**Task prompt:**
Copy each entry as it stands, leaving nothing out.

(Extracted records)
· · · ·

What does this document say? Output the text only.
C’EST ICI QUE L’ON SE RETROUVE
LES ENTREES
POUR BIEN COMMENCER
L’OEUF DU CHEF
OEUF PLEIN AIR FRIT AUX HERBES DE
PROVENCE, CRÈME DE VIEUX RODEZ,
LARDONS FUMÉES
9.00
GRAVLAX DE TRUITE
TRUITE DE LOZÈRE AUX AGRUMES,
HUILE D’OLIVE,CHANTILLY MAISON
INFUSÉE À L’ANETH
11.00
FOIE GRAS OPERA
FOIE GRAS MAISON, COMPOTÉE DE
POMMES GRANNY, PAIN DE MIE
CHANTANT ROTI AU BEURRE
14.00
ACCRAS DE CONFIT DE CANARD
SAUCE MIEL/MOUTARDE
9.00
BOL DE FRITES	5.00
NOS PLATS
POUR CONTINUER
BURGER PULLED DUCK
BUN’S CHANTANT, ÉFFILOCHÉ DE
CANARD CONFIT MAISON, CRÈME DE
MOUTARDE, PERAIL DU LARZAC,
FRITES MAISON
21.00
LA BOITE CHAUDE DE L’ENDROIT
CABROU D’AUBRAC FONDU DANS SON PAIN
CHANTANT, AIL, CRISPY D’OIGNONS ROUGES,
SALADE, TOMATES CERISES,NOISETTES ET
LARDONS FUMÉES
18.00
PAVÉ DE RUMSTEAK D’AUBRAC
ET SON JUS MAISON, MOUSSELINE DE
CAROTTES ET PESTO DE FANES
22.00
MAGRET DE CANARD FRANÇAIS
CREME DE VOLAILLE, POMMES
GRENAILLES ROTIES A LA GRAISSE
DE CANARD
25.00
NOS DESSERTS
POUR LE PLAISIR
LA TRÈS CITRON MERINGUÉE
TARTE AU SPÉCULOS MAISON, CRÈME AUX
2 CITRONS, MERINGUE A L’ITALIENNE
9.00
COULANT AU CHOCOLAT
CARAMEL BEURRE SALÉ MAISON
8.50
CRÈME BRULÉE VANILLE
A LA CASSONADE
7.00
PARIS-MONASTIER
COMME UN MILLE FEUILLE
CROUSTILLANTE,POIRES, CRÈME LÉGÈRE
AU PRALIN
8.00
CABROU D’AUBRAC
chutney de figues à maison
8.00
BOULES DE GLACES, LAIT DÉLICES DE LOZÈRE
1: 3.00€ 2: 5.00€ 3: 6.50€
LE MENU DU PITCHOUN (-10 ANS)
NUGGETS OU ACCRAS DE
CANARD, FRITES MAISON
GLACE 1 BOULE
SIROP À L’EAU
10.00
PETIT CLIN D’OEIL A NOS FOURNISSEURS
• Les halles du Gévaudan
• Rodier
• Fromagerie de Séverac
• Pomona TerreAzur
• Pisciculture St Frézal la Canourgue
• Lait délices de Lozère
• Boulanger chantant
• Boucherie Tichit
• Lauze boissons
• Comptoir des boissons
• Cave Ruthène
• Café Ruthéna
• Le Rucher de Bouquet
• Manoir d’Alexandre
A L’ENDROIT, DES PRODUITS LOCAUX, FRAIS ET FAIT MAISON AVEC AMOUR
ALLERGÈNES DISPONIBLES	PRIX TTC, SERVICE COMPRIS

· · · ·

**Exercise solution:**
What does this document say? Output the text only.
C’EST ICI QUE L’ON SE RETROUVE
LES ENTREES
POUR BIEN COMMENCER
L’OEUF DU CHEF
OEUF PLEIN AIR FRIT AUX HERBES DE
PROVENCE, CRÈME DE VIEUX RODEZ,
LARDONS FUMÉES
9.00
GRAVLAX DE TRUITE
TRUITE DE LOZÈRE AUX AGRUMES,
HUILE D’OLIVE,CHANTILLY MAISON
INFUSÉE À L’ANETH
11.00
FOIE GRAS OPERA
FOIE GRAS MAISON, COMPOTÉE DE
POMMES GRANNY, PAIN DE MIE
CHANTANT ROTI AU BEURRE
14.00
ACCRAS DE CONFIT DE CANARD
SAUCE MIEL/MOUTARDE
9.00
BOL DE FRITES	5.00
NOS PLATS
POUR CONTINUER
BURGER PULLED DUCK
BUN’S CHANTANT, ÉFFILOCHÉ DE
CANARD CONFIT MAISON, CRÈME DE
MOUTARDE, PERAIL DU LARZAC,
FRITES MAISON
21.00
LA BOITE CHAUDE DE L’ENDROIT
CABROU D’AUBRAC FONDU DANS SON PAIN
CHANTANT, AIL, CRISPY D’OIGNONS ROUGES,
SALADE, TOMATES CERISES,NOISETTES ET
LARDONS FUMÉES
18.00
PAVÉ DE RUMSTEAK D’AUBRAC
ET SON JUS MAISON, MOUSSELINE DE
CAROTTES ET PESTO DE FANES
22.00
MAGRET DE CANARD FRANÇAIS
CREME DE VOLAILLE, POMMES
GRENAILLES ROTIES A LA GRAISSE
DE CANARD
25.00
NOS DESSERTS
POUR LE PLAISIR
LA TRÈS CITRON MERINGUÉE
TARTE AU SPÉCULOS MAISON, CRÈME AUX
2 CITRONS, MERINGUE A L’ITALIENNE
9.00
COULANT AU CHOCOLAT
CARAMEL BEURRE SALÉ MAISON
8.50
CRÈME BRULÉE VANILLE
A LA CASSONADE
7.00
PARIS-MONASTIER
COMME UN MILLE FEUILLE
CROUSTILLANTE,POIRES, CRÈME LÉGÈRE
AU PRALIN
8.00
CABROU D’AUBRAC
chutney de figues à maison
8.00
BOULES DE GLACES, LAIT DÉLICES DE LOZÈRE
1: 3.00€ 2: 5.00€ 3: 6.50€
LE MENU DU PITCHOUN (-10 ANS)
NUGGETS OU ACCRAS DE
CANARD, FRITES MAISON
GLACE 1 BOULE
SIROP À L’EAU
10.00
PETIT CLIN D’OEIL A NOS FOURNISSEURS
• Les halles du Gévaudan
• Rodier
• Fromagerie de Séverac
• Pomona TerreAzur
• Pisciculture St Frézal la Canourgue
• Lait délices de Lozère
• Boulanger chantant
• Boucherie Tichit
• Lauze boissons
• Comptoir des boissons
• Cave Ruthène
• Café Ruthéna
• Le Rucher de Bouquet
• Manoir d’Alexandre
A L’ENDROIT, DES PRODUITS LOCAUX, FRAIS ET FAIT MAISON AVEC AMOUR
ALLERGÈNES DISPONIBLES	PRIX TTC, SERVICE COMPRIS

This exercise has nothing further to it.